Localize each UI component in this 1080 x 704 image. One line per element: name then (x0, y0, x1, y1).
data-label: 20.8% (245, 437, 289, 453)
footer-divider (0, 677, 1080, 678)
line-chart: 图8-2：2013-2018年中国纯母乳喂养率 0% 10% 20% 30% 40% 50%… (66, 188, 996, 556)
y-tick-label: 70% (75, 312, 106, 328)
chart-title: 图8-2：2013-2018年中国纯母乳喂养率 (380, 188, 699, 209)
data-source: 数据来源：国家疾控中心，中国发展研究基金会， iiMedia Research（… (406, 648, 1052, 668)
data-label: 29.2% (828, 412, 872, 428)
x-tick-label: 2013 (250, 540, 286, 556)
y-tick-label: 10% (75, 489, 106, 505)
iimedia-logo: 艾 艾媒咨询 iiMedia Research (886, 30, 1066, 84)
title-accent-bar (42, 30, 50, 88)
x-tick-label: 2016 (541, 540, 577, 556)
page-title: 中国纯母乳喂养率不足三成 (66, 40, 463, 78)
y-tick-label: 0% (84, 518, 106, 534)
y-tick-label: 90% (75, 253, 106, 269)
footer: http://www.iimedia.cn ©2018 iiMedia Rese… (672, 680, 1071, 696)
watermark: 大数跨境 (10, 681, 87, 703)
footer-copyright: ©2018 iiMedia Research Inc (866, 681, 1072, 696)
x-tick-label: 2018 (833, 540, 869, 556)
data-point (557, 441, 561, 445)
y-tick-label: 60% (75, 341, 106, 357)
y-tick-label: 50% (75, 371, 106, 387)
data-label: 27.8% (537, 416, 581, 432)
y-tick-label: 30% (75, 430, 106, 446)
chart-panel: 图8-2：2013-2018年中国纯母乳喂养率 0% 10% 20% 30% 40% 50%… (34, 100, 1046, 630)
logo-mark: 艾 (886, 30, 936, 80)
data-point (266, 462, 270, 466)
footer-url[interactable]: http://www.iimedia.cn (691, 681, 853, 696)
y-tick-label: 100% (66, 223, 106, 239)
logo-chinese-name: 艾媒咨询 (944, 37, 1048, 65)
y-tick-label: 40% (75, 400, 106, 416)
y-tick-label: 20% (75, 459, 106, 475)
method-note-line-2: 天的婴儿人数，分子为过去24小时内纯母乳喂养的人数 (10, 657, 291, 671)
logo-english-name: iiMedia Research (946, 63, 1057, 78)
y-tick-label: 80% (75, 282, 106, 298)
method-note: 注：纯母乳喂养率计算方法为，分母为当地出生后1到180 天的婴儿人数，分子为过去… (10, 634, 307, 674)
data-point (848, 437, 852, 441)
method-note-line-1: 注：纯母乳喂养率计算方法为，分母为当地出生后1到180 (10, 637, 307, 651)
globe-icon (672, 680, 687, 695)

▶ [What needs to be done] Rewrite all the rows above, changing each "y-tick-label" to "y-axis-label" and leaving everything else as it is.

▶ [Answer]
Localize each UI component in this 1080 x 704 image. One line per element: name then (x0, y0, x1, y1).
data-label: 20.8% (245, 437, 289, 453)
footer-divider (0, 677, 1080, 678)
line-chart: 图8-2：2013-2018年中国纯母乳喂养率 0% 10% 20% 30% 40% 50%… (66, 188, 996, 556)
y-axis-label: 70% (75, 312, 106, 328)
chart-title: 图8-2：2013-2018年中国纯母乳喂养率 (380, 188, 699, 209)
data-source: 数据来源：国家疾控中心，中国发展研究基金会， iiMedia Research（… (406, 648, 1052, 668)
data-label: 29.2% (828, 412, 872, 428)
x-tick-label: 2013 (250, 540, 286, 556)
y-axis-label: 10% (75, 489, 106, 505)
iimedia-logo: 艾 艾媒咨询 iiMedia Research (886, 30, 1066, 84)
title-accent-bar (42, 30, 50, 88)
x-tick-label: 2016 (541, 540, 577, 556)
page-title: 中国纯母乳喂养率不足三成 (66, 40, 463, 78)
y-axis-label: 0% (84, 518, 106, 534)
y-axis-label: 90% (75, 253, 106, 269)
footer: http://www.iimedia.cn ©2018 iiMedia Rese… (672, 680, 1071, 696)
watermark: 大数跨境 (10, 681, 87, 703)
footer-copyright: ©2018 iiMedia Research Inc (866, 681, 1072, 696)
x-tick-label: 2018 (833, 540, 869, 556)
data-point (557, 441, 561, 445)
y-axis-label: 60% (75, 341, 106, 357)
y-axis-label: 50% (75, 371, 106, 387)
data-label: 27.8% (537, 416, 581, 432)
y-axis-label: 30% (75, 430, 106, 446)
chart-panel: 图8-2：2013-2018年中国纯母乳喂养率 0% 10% 20% 30% 40% 50%… (34, 100, 1046, 630)
logo-mark: 艾 (886, 30, 936, 80)
data-point (266, 462, 270, 466)
footer-url[interactable]: http://www.iimedia.cn (691, 681, 853, 696)
y-axis-label: 100% (66, 223, 106, 239)
logo-chinese-name: 艾媒咨询 (944, 37, 1048, 65)
y-axis-label: 40% (75, 400, 106, 416)
y-axis-label: 20% (75, 459, 106, 475)
method-note-line-2: 天的婴儿人数，分子为过去24小时内纯母乳喂养的人数 (10, 657, 291, 671)
logo-english-name: iiMedia Research (946, 63, 1057, 78)
y-axis-label: 80% (75, 282, 106, 298)
method-note: 注：纯母乳喂养率计算方法为，分母为当地出生后1到180 天的婴儿人数，分子为过去… (10, 634, 307, 674)
data-point (848, 437, 852, 441)
method-note-line-1: 注：纯母乳喂养率计算方法为，分母为当地出生后1到180 (10, 637, 307, 651)
globe-icon (672, 680, 687, 695)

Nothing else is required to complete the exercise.